(Raw data):
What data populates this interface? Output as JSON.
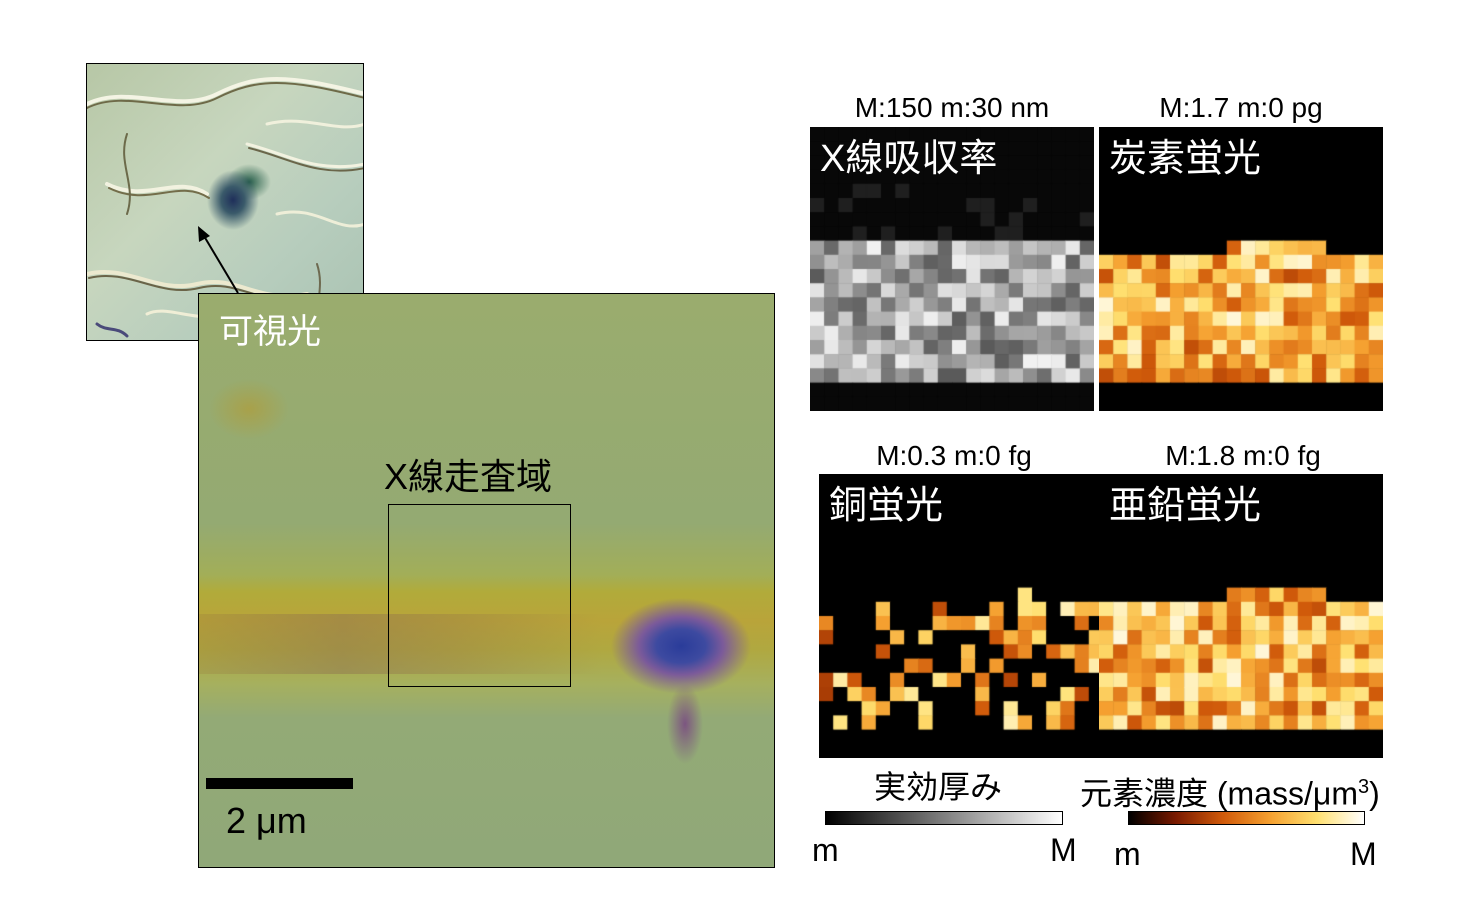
{
  "optical": {
    "label": "可視光",
    "scan_region_label": "X線走査域",
    "scale_bar_label": "2 μm"
  },
  "maps": [
    {
      "id": "absorption",
      "label": "X線吸収率",
      "range": "M:150 m:30 nm",
      "colormap": "gray"
    },
    {
      "id": "carbon",
      "label": "炭素蛍光",
      "range": "M:1.7 m:0 pg",
      "colormap": "afmhot"
    },
    {
      "id": "copper",
      "label": "銅蛍光",
      "range": "M:0.3 m:0 fg",
      "colormap": "afmhot"
    },
    {
      "id": "zinc",
      "label": "亜鉛蛍光",
      "range": "M:1.8 m:0 fg",
      "colormap": "afmhot"
    }
  ],
  "colorbars": {
    "gray": {
      "title": "実効厚み",
      "min": "m",
      "max": "M",
      "colors": [
        "#000000",
        "#ffffff"
      ]
    },
    "heat": {
      "title_prefix": "元素濃度 (mass/μm",
      "title_sup": "3",
      "title_suffix": ")",
      "min": "m",
      "max": "M",
      "colors": [
        "#000000",
        "#7a1a00",
        "#d05a0a",
        "#f5a030",
        "#ffe070",
        "#ffffff"
      ]
    }
  }
}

(Exercise goal): Return the listing above in full and without alteration, excluding its pictures.

(Correct result):
What data populates this interface? Output as JSON.
{
  "optical": {
    "label": "可視光",
    "scan_region_label": "X線走査域",
    "scale_bar_label": "2 μm"
  },
  "maps": [
    {
      "id": "absorption",
      "label": "X線吸収率",
      "range": "M:150 m:30 nm",
      "colormap": "gray"
    },
    {
      "id": "carbon",
      "label": "炭素蛍光",
      "range": "M:1.7 m:0 pg",
      "colormap": "afmhot"
    },
    {
      "id": "copper",
      "label": "銅蛍光",
      "range": "M:0.3 m:0 fg",
      "colormap": "afmhot"
    },
    {
      "id": "zinc",
      "label": "亜鉛蛍光",
      "range": "M:1.8 m:0 fg",
      "colormap": "afmhot"
    }
  ],
  "colorbars": {
    "gray": {
      "title": "実効厚み",
      "min": "m",
      "max": "M",
      "colors": [
        "#000000",
        "#ffffff"
      ]
    },
    "heat": {
      "title_prefix": "元素濃度 (mass/μm",
      "title_sup": "3",
      "title_suffix": ")",
      "min": "m",
      "max": "M",
      "colors": [
        "#000000",
        "#7a1a00",
        "#d05a0a",
        "#f5a030",
        "#ffe070",
        "#ffffff"
      ]
    }
  }
}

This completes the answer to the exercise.